● **What you need to do**
Could you write out every record below exactly, leaving out any pictures?

start Dataset extract

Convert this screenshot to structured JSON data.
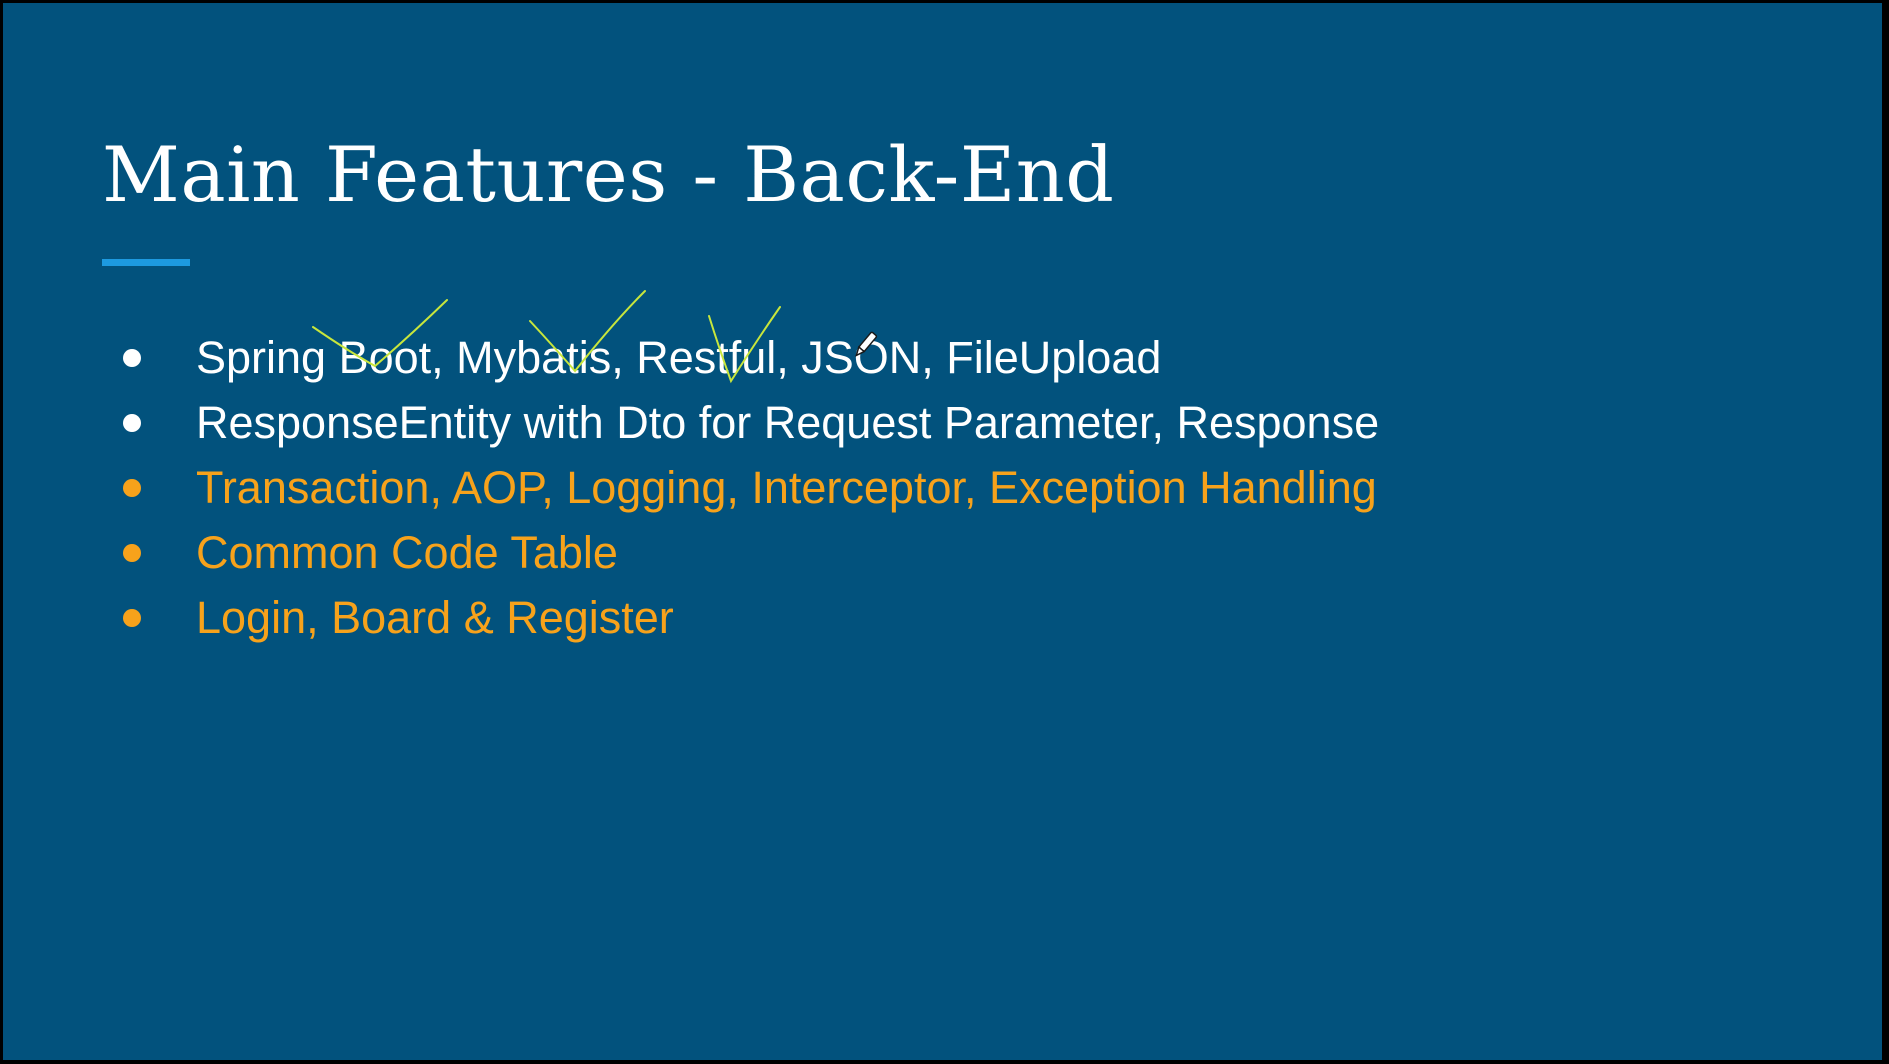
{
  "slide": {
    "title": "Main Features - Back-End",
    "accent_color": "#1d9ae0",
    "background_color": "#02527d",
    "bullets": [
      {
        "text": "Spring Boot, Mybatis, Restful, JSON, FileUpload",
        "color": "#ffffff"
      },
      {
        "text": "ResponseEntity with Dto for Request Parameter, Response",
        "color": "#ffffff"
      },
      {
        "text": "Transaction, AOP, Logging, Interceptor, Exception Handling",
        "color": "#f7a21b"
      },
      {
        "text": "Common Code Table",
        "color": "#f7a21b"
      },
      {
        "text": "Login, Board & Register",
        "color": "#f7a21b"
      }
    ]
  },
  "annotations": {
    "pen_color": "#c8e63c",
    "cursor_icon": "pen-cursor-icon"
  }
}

end Dataset extract

● **Completed exercise**
Convert this screenshot to structured JSON data.
{
  "slide": {
    "title": "Main Features - Back-End",
    "accent_color": "#1d9ae0",
    "background_color": "#02527d",
    "bullets": [
      {
        "text": "Spring Boot, Mybatis, Restful, JSON, FileUpload",
        "color": "#ffffff"
      },
      {
        "text": "ResponseEntity with Dto for Request Parameter, Response",
        "color": "#ffffff"
      },
      {
        "text": "Transaction, AOP, Logging, Interceptor, Exception Handling",
        "color": "#f7a21b"
      },
      {
        "text": "Common Code Table",
        "color": "#f7a21b"
      },
      {
        "text": "Login, Board & Register",
        "color": "#f7a21b"
      }
    ]
  },
  "annotations": {
    "pen_color": "#c8e63c",
    "cursor_icon": "pen-cursor-icon"
  }
}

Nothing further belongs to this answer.